§ **Work to do**: Find each line holding "BINANCE" and copy it out.

§ **Information provided**:
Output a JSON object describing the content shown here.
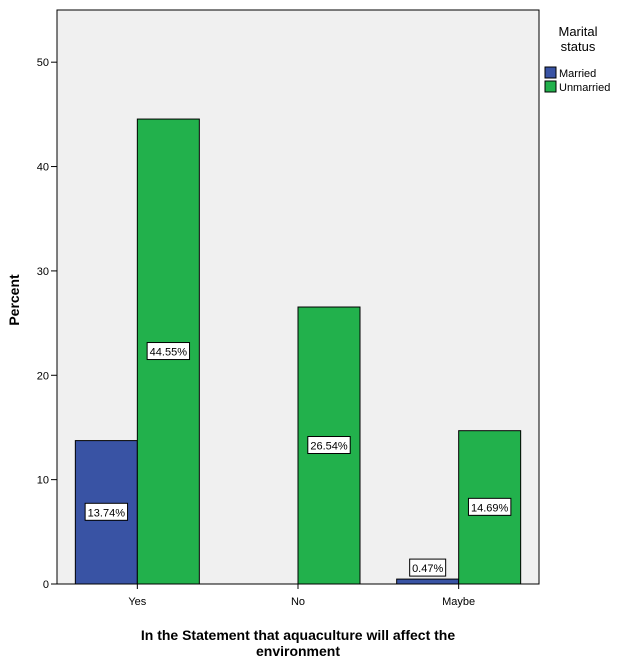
{
  "chart_data": {
    "type": "bar",
    "categories": [
      "Yes",
      "No",
      "Maybe"
    ],
    "series": [
      {
        "name": "Married",
        "values": [
          13.74,
          0,
          0.47
        ],
        "labels": [
          "13.74%",
          "",
          "0.47%"
        ],
        "color": "#3953a4"
      },
      {
        "name": "Unmarried",
        "values": [
          44.55,
          26.54,
          14.69
        ],
        "labels": [
          "44.55%",
          "26.54%",
          "14.69%"
        ],
        "color": "#22b14c"
      }
    ],
    "xlabel": [
      "In the Statement that aquaculture will affect the",
      "environment"
    ],
    "ylabel": "Percent",
    "ylim": [
      0,
      55
    ],
    "yticks": [
      0,
      10,
      20,
      30,
      40,
      50
    ],
    "legend": {
      "title": [
        "Marital",
        "status"
      ],
      "position": "right"
    },
    "plot_background": "#f0f0f0",
    "grid": false
  }
}
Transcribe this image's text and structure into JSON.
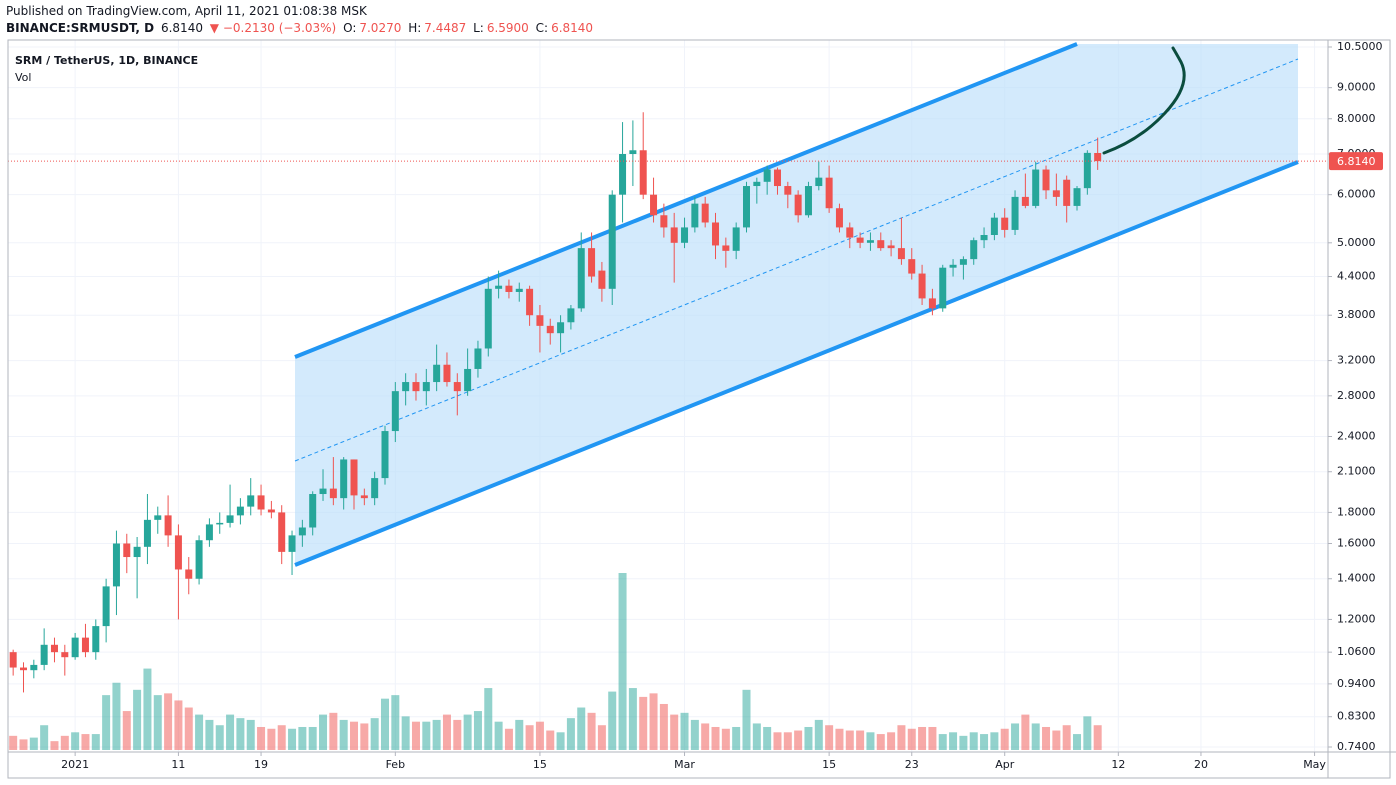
{
  "header": {
    "published": "Published on TradingView.com, April 11, 2021 01:08:38 MSK",
    "symbol": "BINANCE:SRMUSDT, D",
    "price": "6.8140",
    "change": "▼ −0.2130 (−3.03%)",
    "o_label": "O:",
    "o": "7.0270",
    "h_label": "H:",
    "h": "7.4487",
    "l_label": "L:",
    "l": "6.5900",
    "c_label": "C:",
    "c": "6.8140"
  },
  "chart_data": {
    "type": "candlestick",
    "legend_title": "SRM / TetherUS, 1D, BINANCE",
    "volume_label": "Vol",
    "up_color": "#26a69a",
    "down_color": "#ef5350",
    "log_scale": true,
    "grid": true,
    "last_price": {
      "value": 6.814,
      "label": "6.8140"
    },
    "xlim": [
      -6.5,
      121.3
    ],
    "xticks": [
      {
        "value": 0,
        "label": "2021"
      },
      {
        "value": 10,
        "label": "11"
      },
      {
        "value": 18,
        "label": "19"
      },
      {
        "value": 31,
        "label": "Feb"
      },
      {
        "value": 45,
        "label": "15"
      },
      {
        "value": 59,
        "label": "Mar"
      },
      {
        "value": 73,
        "label": "15"
      },
      {
        "value": 81,
        "label": "23"
      },
      {
        "value": 90,
        "label": "Apr"
      },
      {
        "value": 101,
        "label": "12"
      },
      {
        "value": 109,
        "label": "20"
      },
      {
        "value": 120,
        "label": "May"
      }
    ],
    "ylim": [
      0.74,
      10.5
    ],
    "yticks": [
      {
        "value": 10.5,
        "label": "10.5000"
      },
      {
        "value": 9,
        "label": "9.0000"
      },
      {
        "value": 8,
        "label": "8.0000"
      },
      {
        "value": 7,
        "label": "7.0000"
      },
      {
        "value": 6,
        "label": "6.0000"
      },
      {
        "value": 5,
        "label": "5.0000"
      },
      {
        "value": 4.4,
        "label": "4.4000"
      },
      {
        "value": 3.8,
        "label": "3.8000"
      },
      {
        "value": 3.2,
        "label": "3.2000"
      },
      {
        "value": 2.8,
        "label": "2.8000"
      },
      {
        "value": 2.4,
        "label": "2.4000"
      },
      {
        "value": 2.1,
        "label": "2.1000"
      },
      {
        "value": 1.8,
        "label": "1.8000"
      },
      {
        "value": 1.6,
        "label": "1.6000"
      },
      {
        "value": 1.4,
        "label": "1.4000"
      },
      {
        "value": 1.2,
        "label": "1.2000"
      },
      {
        "value": 1.06,
        "label": "1.0600"
      },
      {
        "value": 0.94,
        "label": "0.9400"
      },
      {
        "value": 0.83,
        "label": "0.8300"
      },
      {
        "value": 0.74,
        "label": "0.7400"
      }
    ],
    "x": [
      -6,
      -5,
      -4,
      -3,
      -2,
      -1,
      0,
      1,
      2,
      3,
      4,
      5,
      6,
      7,
      8,
      9,
      10,
      11,
      12,
      13,
      14,
      15,
      16,
      17,
      18,
      19,
      20,
      21,
      22,
      23,
      24,
      25,
      26,
      27,
      28,
      29,
      30,
      31,
      32,
      33,
      34,
      35,
      36,
      37,
      38,
      39,
      40,
      41,
      42,
      43,
      44,
      45,
      46,
      47,
      48,
      49,
      50,
      51,
      52,
      53,
      54,
      55,
      56,
      57,
      58,
      59,
      60,
      61,
      62,
      63,
      64,
      65,
      66,
      67,
      68,
      69,
      70,
      71,
      72,
      73,
      74,
      75,
      76,
      77,
      78,
      79,
      80,
      81,
      82,
      83,
      84,
      85,
      86,
      87,
      88,
      89,
      90,
      91,
      92,
      93,
      94,
      95,
      96,
      97,
      98,
      99
    ],
    "open": [
      1.06,
      1.0,
      0.99,
      1.01,
      1.09,
      1.06,
      1.04,
      1.12,
      1.06,
      1.17,
      1.36,
      1.6,
      1.52,
      1.58,
      1.75,
      1.78,
      1.65,
      1.45,
      1.4,
      1.62,
      1.72,
      1.73,
      1.78,
      1.84,
      1.92,
      1.82,
      1.8,
      1.55,
      1.65,
      1.7,
      1.93,
      1.97,
      1.9,
      2.2,
      1.92,
      1.9,
      2.05,
      2.45,
      2.85,
      2.95,
      2.85,
      2.95,
      3.15,
      2.95,
      2.85,
      3.1,
      3.35,
      4.2,
      4.25,
      4.15,
      4.2,
      3.8,
      3.65,
      3.55,
      3.7,
      3.9,
      4.9,
      4.5,
      4.2,
      6.0,
      7.0,
      7.1,
      6.0,
      5.55,
      5.3,
      5.0,
      5.3,
      5.8,
      5.4,
      4.95,
      4.85,
      5.3,
      6.2,
      6.3,
      6.6,
      6.2,
      6.0,
      5.55,
      6.2,
      6.4,
      5.7,
      5.3,
      5.1,
      5.0,
      5.05,
      4.95,
      4.9,
      4.7,
      4.45,
      4.05,
      3.9,
      4.55,
      4.6,
      4.7,
      5.05,
      5.15,
      5.5,
      5.25,
      5.95,
      5.75,
      6.6,
      6.1,
      6.35,
      5.75,
      6.15,
      7.027
    ],
    "high": [
      1.07,
      1.02,
      1.03,
      1.16,
      1.12,
      1.09,
      1.14,
      1.18,
      1.2,
      1.4,
      1.68,
      1.66,
      1.64,
      1.93,
      1.84,
      1.92,
      1.72,
      1.52,
      1.65,
      1.76,
      1.8,
      2.0,
      1.9,
      2.05,
      2.0,
      1.88,
      1.85,
      1.68,
      1.75,
      1.95,
      2.12,
      2.22,
      2.22,
      2.2,
      1.97,
      2.1,
      2.5,
      2.95,
      3.05,
      3.05,
      3.1,
      3.4,
      3.3,
      3.05,
      3.35,
      3.45,
      4.4,
      4.5,
      4.35,
      4.3,
      4.25,
      3.95,
      3.75,
      3.8,
      3.95,
      5.2,
      5.2,
      4.65,
      6.1,
      7.9,
      7.95,
      8.2,
      6.4,
      5.8,
      5.6,
      5.5,
      5.95,
      5.95,
      5.6,
      5.1,
      5.4,
      6.3,
      6.4,
      6.7,
      6.65,
      6.3,
      6.1,
      6.3,
      6.8,
      6.7,
      5.8,
      5.4,
      5.2,
      5.2,
      5.2,
      5.05,
      5.5,
      4.9,
      4.6,
      4.2,
      4.6,
      4.7,
      4.75,
      5.1,
      5.3,
      5.6,
      5.7,
      6.1,
      6.5,
      6.8,
      6.7,
      6.5,
      6.45,
      6.2,
      7.1,
      7.4487
    ],
    "low": [
      0.97,
      0.91,
      0.96,
      0.99,
      1.02,
      0.97,
      1.03,
      1.04,
      1.03,
      1.1,
      1.22,
      1.43,
      1.3,
      1.48,
      1.66,
      1.58,
      1.2,
      1.32,
      1.37,
      1.58,
      1.66,
      1.7,
      1.72,
      1.78,
      1.78,
      1.76,
      1.48,
      1.42,
      1.58,
      1.65,
      1.88,
      1.85,
      1.82,
      1.82,
      1.85,
      1.85,
      2.0,
      2.35,
      2.7,
      2.75,
      2.7,
      2.85,
      2.9,
      2.6,
      2.8,
      3.0,
      3.25,
      4.05,
      4.05,
      4.0,
      3.65,
      3.3,
      3.4,
      3.3,
      3.6,
      3.85,
      4.3,
      4.0,
      3.95,
      5.4,
      6.2,
      5.9,
      5.4,
      5.1,
      4.3,
      4.9,
      5.2,
      5.3,
      4.7,
      4.55,
      4.7,
      5.2,
      5.8,
      6.0,
      6.0,
      5.7,
      5.4,
      5.5,
      6.1,
      5.6,
      5.2,
      4.9,
      4.9,
      4.85,
      4.85,
      4.75,
      4.6,
      4.35,
      3.95,
      3.8,
      3.85,
      4.4,
      4.35,
      4.6,
      4.9,
      5.05,
      5.1,
      5.15,
      5.7,
      5.7,
      5.9,
      5.75,
      5.4,
      5.65,
      6.0,
      6.59
    ],
    "close": [
      1.0,
      0.99,
      1.01,
      1.09,
      1.06,
      1.04,
      1.12,
      1.06,
      1.17,
      1.36,
      1.6,
      1.52,
      1.58,
      1.75,
      1.78,
      1.65,
      1.45,
      1.4,
      1.62,
      1.72,
      1.73,
      1.78,
      1.84,
      1.92,
      1.82,
      1.8,
      1.55,
      1.65,
      1.7,
      1.93,
      1.97,
      1.9,
      2.2,
      1.92,
      1.9,
      2.05,
      2.45,
      2.85,
      2.95,
      2.85,
      2.95,
      3.15,
      2.95,
      2.85,
      3.1,
      3.35,
      4.2,
      4.25,
      4.15,
      4.2,
      3.8,
      3.65,
      3.55,
      3.7,
      3.9,
      4.9,
      4.4,
      4.2,
      6.0,
      7.0,
      7.1,
      6.0,
      5.55,
      5.3,
      5.0,
      5.3,
      5.8,
      5.4,
      4.95,
      4.85,
      5.3,
      6.2,
      6.3,
      6.6,
      6.2,
      6.0,
      5.55,
      6.2,
      6.4,
      5.7,
      5.3,
      5.1,
      5.0,
      5.05,
      4.9,
      4.9,
      4.7,
      4.45,
      4.05,
      3.9,
      4.55,
      4.6,
      4.7,
      5.05,
      5.15,
      5.5,
      5.25,
      5.95,
      5.75,
      6.6,
      6.1,
      5.95,
      5.75,
      6.15,
      7.03,
      6.814
    ],
    "volume": [
      8,
      6,
      7,
      14,
      5,
      8,
      10,
      9,
      9,
      31,
      38,
      22,
      34,
      46,
      31,
      32,
      28,
      24,
      20,
      17,
      14,
      20,
      18,
      17,
      13,
      12,
      14,
      12,
      13,
      13,
      20,
      21,
      17,
      16,
      15,
      18,
      29,
      31,
      19,
      16,
      16,
      17,
      20,
      17,
      20,
      22,
      35,
      16,
      12,
      17,
      14,
      16,
      11,
      10,
      18,
      24,
      21,
      14,
      33,
      100,
      35,
      30,
      32,
      26,
      20,
      21,
      17,
      15,
      13,
      12,
      13,
      34,
      15,
      13,
      10,
      10,
      11,
      13,
      17,
      14,
      12,
      11,
      11,
      10,
      9,
      10,
      14,
      12,
      13,
      13,
      9,
      10,
      8,
      10,
      9,
      10,
      12,
      15,
      20,
      15,
      13,
      11,
      14,
      9,
      19,
      14
    ]
  }
}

§ **Solution for this problem**:
    "symbol": "BINANCE:SRMUSDT, D",
    "legend_title": "SRM / TetherUS, 1D, BINANCE",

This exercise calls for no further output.